▸ Stated problem
Find each line with the string "grid" and report it.
** Start Material for this exercise **
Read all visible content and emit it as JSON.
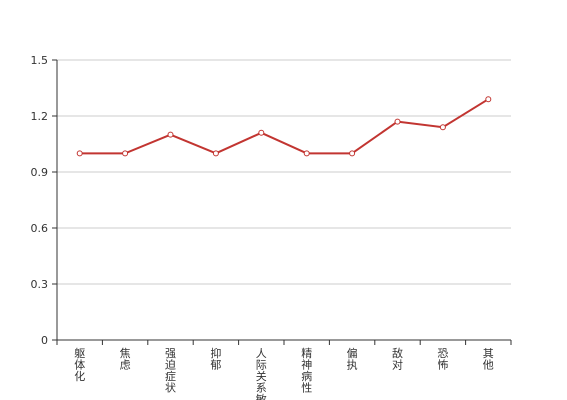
{
  "chart_data": {
    "type": "line",
    "title": "",
    "xlabel": "",
    "ylabel": "",
    "categories": [
      "躯体化",
      "焦虑",
      "强迫症状",
      "抑郁",
      "人际关系敏感",
      "精神病性",
      "偏执",
      "敌对",
      "恐怖",
      "其他"
    ],
    "series": [
      {
        "values": [
          1.0,
          1.0,
          1.1,
          1.0,
          1.11,
          1.0,
          1.0,
          1.17,
          1.14,
          1.29
        ]
      }
    ],
    "ylim": [
      0,
      1.5
    ],
    "yticks": [
      "0",
      "0.3",
      "0.6",
      "0.9",
      "1.2",
      "1.5"
    ],
    "grid": true,
    "legend": "none",
    "colors": {
      "line": "#c23531",
      "point_fill": "#ffffff",
      "grid": "#cccccc",
      "axis": "#333333"
    }
  }
}
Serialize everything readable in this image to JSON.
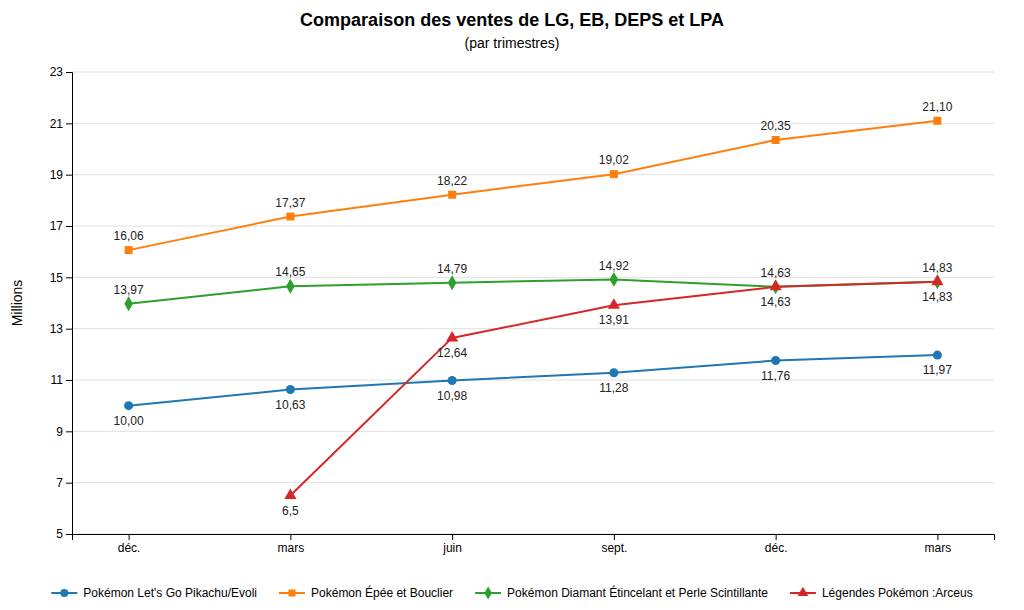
{
  "chart_data": {
    "type": "line",
    "title": "Comparaison des ventes de LG, EB, DEPS et LPA",
    "subtitle": "(par trimestres)",
    "y_label": "Millions",
    "categories": [
      "déc.",
      "mars",
      "juin",
      "sept.",
      "déc.",
      "mars"
    ],
    "ylim": [
      5,
      23
    ],
    "yticks": [
      5,
      7,
      9,
      11,
      13,
      15,
      17,
      19,
      21,
      23
    ],
    "grid": true,
    "legend": "bottom",
    "data_labels": true,
    "series": [
      {
        "name": "Pokémon Let's Go Pikachu/Evoli",
        "marker": "circle",
        "line_style": "solid",
        "values": [
          10.0,
          10.63,
          10.98,
          11.28,
          11.76,
          11.97
        ],
        "value_labels": [
          "10,00",
          "10,63",
          "10,98",
          "11,28",
          "11,76",
          "11,97"
        ]
      },
      {
        "name": "Pokémon Épée et Bouclier",
        "marker": "square",
        "line_style": "solid",
        "values": [
          16.06,
          17.37,
          18.22,
          19.02,
          20.35,
          21.1
        ],
        "value_labels": [
          "16,06",
          "17,37",
          "18,22",
          "19,02",
          "20,35",
          "21,10"
        ]
      },
      {
        "name": "Pokémon Diamant Étincelant et Perle Scintillante",
        "marker": "diamond",
        "line_style": "solid",
        "values": [
          13.97,
          14.65,
          14.79,
          14.92,
          14.63,
          14.83
        ],
        "value_labels": [
          "13,97",
          "14,65",
          "14,79",
          "14,92",
          "14,63",
          "14,83"
        ]
      },
      {
        "name": "Légendes Pokémon :Arceus",
        "marker": "triangle",
        "line_style": "solid",
        "values": [
          null,
          6.5,
          12.64,
          13.91,
          14.63,
          14.83
        ],
        "value_labels": [
          null,
          "6,5",
          "12,64",
          "13,91",
          "14,63",
          "14,83"
        ]
      }
    ]
  }
}
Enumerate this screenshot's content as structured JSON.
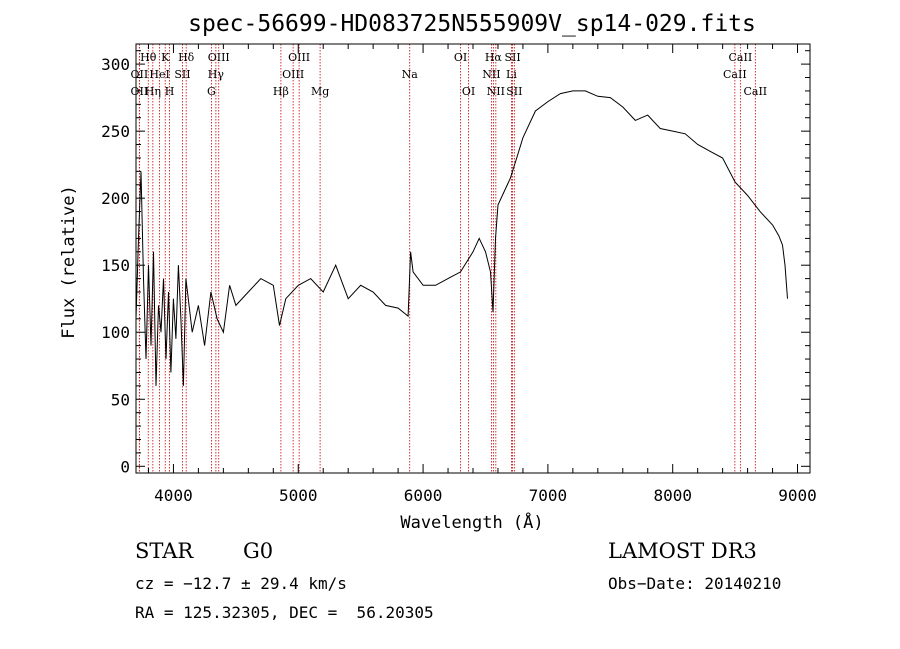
{
  "chart_data": {
    "type": "line",
    "title": "spec-56699-HD083725N555909V_sp14-029.fits",
    "xlabel": "Wavelength (Å)",
    "ylabel": "Flux (relative)",
    "xlim": [
      3700,
      9100
    ],
    "ylim": [
      -5,
      315
    ],
    "x_ticks": [
      4000,
      5000,
      6000,
      7000,
      8000,
      9000
    ],
    "y_ticks": [
      0,
      50,
      100,
      150,
      200,
      250,
      300
    ],
    "line_color": "#000000",
    "marker_color": "#cc0000",
    "series": [
      {
        "name": "flux",
        "x": [
          3700,
          3720,
          3740,
          3760,
          3780,
          3800,
          3820,
          3840,
          3860,
          3880,
          3900,
          3920,
          3940,
          3960,
          3980,
          4000,
          4020,
          4040,
          4060,
          4080,
          4100,
          4150,
          4200,
          4250,
          4300,
          4350,
          4400,
          4450,
          4500,
          4600,
          4700,
          4800,
          4850,
          4900,
          5000,
          5100,
          5200,
          5300,
          5400,
          5500,
          5600,
          5700,
          5800,
          5880,
          5900,
          5920,
          6000,
          6100,
          6200,
          6300,
          6400,
          6450,
          6500,
          6540,
          6560,
          6580,
          6600,
          6650,
          6700,
          6750,
          6800,
          6900,
          7000,
          7100,
          7200,
          7300,
          7400,
          7500,
          7600,
          7700,
          7800,
          7900,
          8000,
          8100,
          8200,
          8300,
          8400,
          8500,
          8600,
          8700,
          8800,
          8850,
          8880,
          8900,
          8920
        ],
        "y": [
          110,
          170,
          220,
          140,
          80,
          150,
          90,
          160,
          60,
          120,
          100,
          140,
          80,
          130,
          70,
          125,
          95,
          150,
          110,
          60,
          140,
          100,
          120,
          90,
          130,
          110,
          100,
          135,
          120,
          130,
          140,
          135,
          105,
          125,
          135,
          140,
          130,
          150,
          125,
          135,
          130,
          120,
          118,
          112,
          160,
          145,
          135,
          135,
          140,
          145,
          160,
          170,
          160,
          145,
          115,
          170,
          195,
          205,
          215,
          230,
          245,
          265,
          272,
          278,
          280,
          280,
          276,
          275,
          268,
          258,
          262,
          252,
          250,
          248,
          240,
          235,
          230,
          212,
          202,
          190,
          180,
          172,
          165,
          150,
          125
        ]
      }
    ],
    "spectral_lines": [
      {
        "label": "Hθ",
        "x": 3798,
        "row": 1
      },
      {
        "label": "OII",
        "x": 3727,
        "row": 2
      },
      {
        "label": "OII",
        "x": 3727,
        "row": 3
      },
      {
        "label": "Hη",
        "x": 3835,
        "row": 3
      },
      {
        "label": "K",
        "x": 3934,
        "row": 1
      },
      {
        "label": "HeI",
        "x": 3889,
        "row": 2
      },
      {
        "label": "H",
        "x": 3969,
        "row": 3
      },
      {
        "label": "SII",
        "x": 4072,
        "row": 2
      },
      {
        "label": "Hδ",
        "x": 4102,
        "row": 1
      },
      {
        "label": "OIII",
        "x": 4363,
        "row": 1
      },
      {
        "label": "Hγ",
        "x": 4340,
        "row": 2
      },
      {
        "label": "G",
        "x": 4304,
        "row": 3
      },
      {
        "label": "OIII",
        "x": 5007,
        "row": 1
      },
      {
        "label": "OIII",
        "x": 4959,
        "row": 2
      },
      {
        "label": "Hβ",
        "x": 4861,
        "row": 3
      },
      {
        "label": "Mg",
        "x": 5175,
        "row": 3
      },
      {
        "label": "Na",
        "x": 5893,
        "row": 2
      },
      {
        "label": "OI",
        "x": 6300,
        "row": 1
      },
      {
        "label": "OI",
        "x": 6364,
        "row": 3
      },
      {
        "label": "Hα",
        "x": 6563,
        "row": 1
      },
      {
        "label": "NII",
        "x": 6548,
        "row": 2
      },
      {
        "label": "NII",
        "x": 6583,
        "row": 3
      },
      {
        "label": "SII",
        "x": 6717,
        "row": 1
      },
      {
        "label": "Li",
        "x": 6708,
        "row": 2
      },
      {
        "label": "SII",
        "x": 6731,
        "row": 3
      },
      {
        "label": "CaII",
        "x": 8542,
        "row": 1
      },
      {
        "label": "CaII",
        "x": 8498,
        "row": 2
      },
      {
        "label": "CaII",
        "x": 8662,
        "row": 3
      }
    ]
  },
  "info": {
    "object_class": "STAR",
    "subclass": "G0",
    "survey": "LAMOST DR3",
    "cz": "cz = −12.7 ± 29.4 km/s",
    "obs_date": "Obs−Date: 20140210",
    "coords": "RA = 125.32305, DEC =  56.20305"
  }
}
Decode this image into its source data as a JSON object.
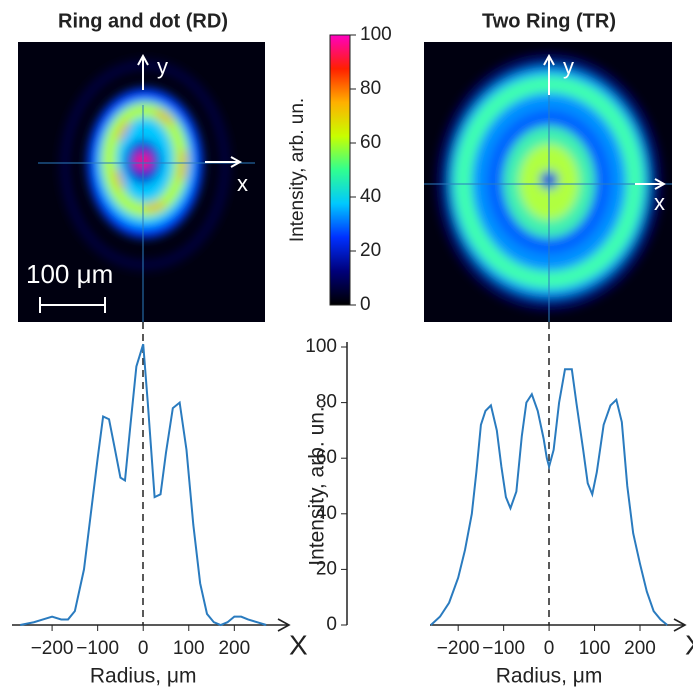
{
  "chart_data": [
    {
      "type": "image",
      "title": "Ring and dot (RD)",
      "xlabel": "x",
      "ylabel": "y",
      "scale_label": "100 μm"
    },
    {
      "type": "colorbar",
      "label": "Intensity, arb. un.",
      "lim": [
        0,
        100
      ],
      "ticks": [
        0,
        20,
        40,
        60,
        80,
        100
      ],
      "colors": [
        "#000000",
        "#00007a",
        "#0030ff",
        "#00c8ff",
        "#30ff90",
        "#c8ff00",
        "#ffb000",
        "#ff2000",
        "#ff00c0"
      ]
    },
    {
      "type": "image",
      "title": "Two Ring (TR)",
      "xlabel": "x",
      "ylabel": "y"
    },
    {
      "type": "line",
      "color": "#2a7bbf",
      "xlabel": "Radius, μm",
      "axis_label": "X",
      "x": [
        -270,
        -240,
        -220,
        -200,
        -180,
        -165,
        -150,
        -130,
        -115,
        -100,
        -88,
        -75,
        -63,
        -50,
        -40,
        -28,
        -15,
        0,
        10,
        25,
        38,
        50,
        65,
        80,
        95,
        110,
        125,
        140,
        155,
        170,
        185,
        200,
        215,
        230,
        250,
        270
      ],
      "values": [
        0,
        1,
        2,
        3,
        2,
        2,
        5,
        20,
        40,
        60,
        75,
        74,
        64,
        53,
        52,
        72,
        93,
        101,
        80,
        46,
        47,
        62,
        78,
        80,
        63,
        36,
        15,
        4,
        1,
        0,
        1,
        3,
        3,
        2,
        1,
        0
      ],
      "xlim": [
        -288,
        320
      ],
      "xticks": [
        {
          "value": -200,
          "label": "−200"
        },
        {
          "value": -100,
          "label": "−100"
        },
        0,
        100,
        200
      ],
      "ylim": [
        0,
        100
      ]
    },
    {
      "type": "line",
      "color": "#2a7bbf",
      "xlabel": "Radius, μm",
      "axis_label": "X",
      "ylabel": "Intensity, arb. un.",
      "x": [
        -260,
        -240,
        -220,
        -200,
        -185,
        -170,
        -160,
        -150,
        -140,
        -128,
        -115,
        -105,
        -95,
        -85,
        -72,
        -60,
        -50,
        -38,
        -25,
        -12,
        -5,
        0,
        10,
        22,
        35,
        50,
        60,
        75,
        85,
        95,
        105,
        120,
        135,
        148,
        160,
        172,
        185,
        200,
        215,
        230,
        245,
        260
      ],
      "values": [
        0,
        3,
        8,
        17,
        27,
        40,
        55,
        72,
        77,
        79,
        70,
        57,
        46,
        42,
        48,
        68,
        80,
        83,
        77,
        67,
        60,
        57,
        63,
        80,
        92,
        92,
        80,
        63,
        51,
        47,
        55,
        72,
        79,
        81,
        73,
        50,
        33,
        22,
        12,
        5,
        2,
        0
      ],
      "xlim": [
        -262,
        299
      ],
      "xticks": [
        {
          "value": -200,
          "label": "−200"
        },
        {
          "value": -100,
          "label": "−100"
        },
        0,
        100,
        200
      ],
      "ylim": [
        0,
        100
      ],
      "yticks": [
        0,
        20,
        40,
        60,
        80,
        100
      ]
    }
  ]
}
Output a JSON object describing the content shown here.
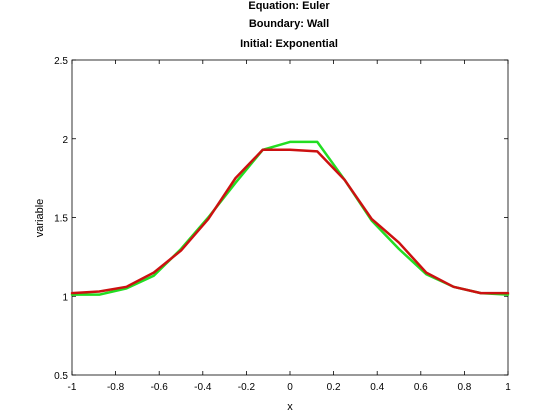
{
  "chart_data": {
    "type": "line",
    "title_lines": [
      "Equation: Euler",
      "Boundary: Wall",
      "Initial: Exponential"
    ],
    "xlabel": "x",
    "ylabel": "variable",
    "xlim": [
      -1,
      1
    ],
    "ylim": [
      0.5,
      2.5
    ],
    "x_ticks": [
      "-1",
      "-0.8",
      "-0.6",
      "-0.4",
      "-0.2",
      "0",
      "0.2",
      "0.4",
      "0.6",
      "0.8",
      "1"
    ],
    "y_ticks": [
      "0.5",
      "1",
      "1.5",
      "2",
      "2.5"
    ],
    "grid": false,
    "series": [
      {
        "color": "#22dd22",
        "x": [
          -1,
          -0.875,
          -0.75,
          -0.625,
          -0.5,
          -0.375,
          -0.25,
          -0.125,
          0,
          0.125,
          0.25,
          0.375,
          0.5,
          0.625,
          0.75,
          0.875,
          1
        ],
        "y": [
          1.01,
          1.01,
          1.05,
          1.13,
          1.3,
          1.5,
          1.72,
          1.93,
          1.98,
          1.98,
          1.74,
          1.48,
          1.3,
          1.14,
          1.06,
          1.02,
          1.01
        ]
      },
      {
        "color": "#cc1111",
        "x": [
          -1,
          -0.875,
          -0.75,
          -0.625,
          -0.5,
          -0.375,
          -0.25,
          -0.125,
          0,
          0.125,
          0.25,
          0.375,
          0.5,
          0.625,
          0.75,
          0.875,
          1
        ],
        "y": [
          1.02,
          1.03,
          1.06,
          1.15,
          1.29,
          1.49,
          1.75,
          1.93,
          1.93,
          1.92,
          1.74,
          1.49,
          1.34,
          1.15,
          1.06,
          1.02,
          1.02
        ]
      }
    ]
  }
}
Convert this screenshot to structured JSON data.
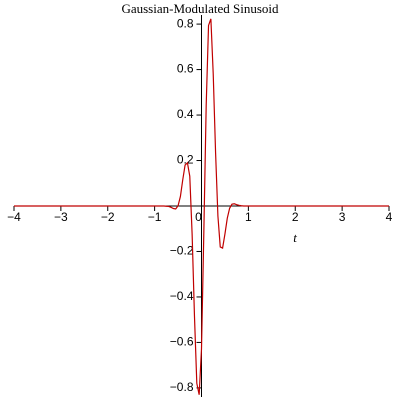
{
  "chart_data": {
    "type": "line",
    "title": "Gaussian-Modulated Sinusoid",
    "x_label": "t",
    "x": [
      -4,
      -1,
      -0.8,
      -0.75,
      -0.7,
      -0.65,
      -0.6,
      -0.55,
      -0.5,
      -0.45,
      -0.4,
      -0.35,
      -0.3,
      -0.25,
      -0.2,
      -0.15,
      -0.1,
      -0.05,
      0,
      0.05,
      0.1,
      0.15,
      0.2,
      0.25,
      0.3,
      0.35,
      0.4,
      0.45,
      0.5,
      0.55,
      0.6,
      0.65,
      0.7,
      0.75,
      0.8,
      0.85,
      0.9,
      4
    ],
    "series": [
      {
        "color": "#c00000",
        "values": [
          0,
          0,
          0,
          -0.001,
          -0.002,
          -0.006,
          -0.011,
          -0.013,
          0.001,
          0.042,
          0.115,
          0.18,
          0.19,
          0.131,
          -0.125,
          -0.484,
          -0.78,
          -0.83,
          -0.628,
          -0.113,
          0.442,
          0.794,
          0.823,
          0.581,
          0.237,
          -0.044,
          -0.18,
          -0.185,
          -0.123,
          -0.054,
          -0.01,
          0.008,
          0.01,
          0.006,
          0.003,
          0.001,
          0,
          0
        ]
      }
    ],
    "xlim": [
      -4,
      4
    ],
    "ylim": [
      -0.84,
      0.84
    ],
    "xticks": [
      {
        "value": -4,
        "label": "−4"
      },
      {
        "value": -3,
        "label": "−3"
      },
      {
        "value": -2,
        "label": "−2"
      },
      {
        "value": -1,
        "label": "−1"
      },
      0,
      1,
      2,
      3,
      4
    ],
    "yticks": [
      {
        "value": -0.8,
        "label": "−0.8"
      },
      {
        "value": -0.6,
        "label": "−0.6"
      },
      {
        "value": -0.4,
        "label": "−0.4"
      },
      {
        "value": -0.2,
        "label": "−0.2"
      },
      0.2,
      0.4,
      0.6,
      0.8
    ]
  }
}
** End Material for this exercise **
▸ Written response
    "grid": true,
      "grid": "#cccccc",
    "grid": true,
    "grid": false,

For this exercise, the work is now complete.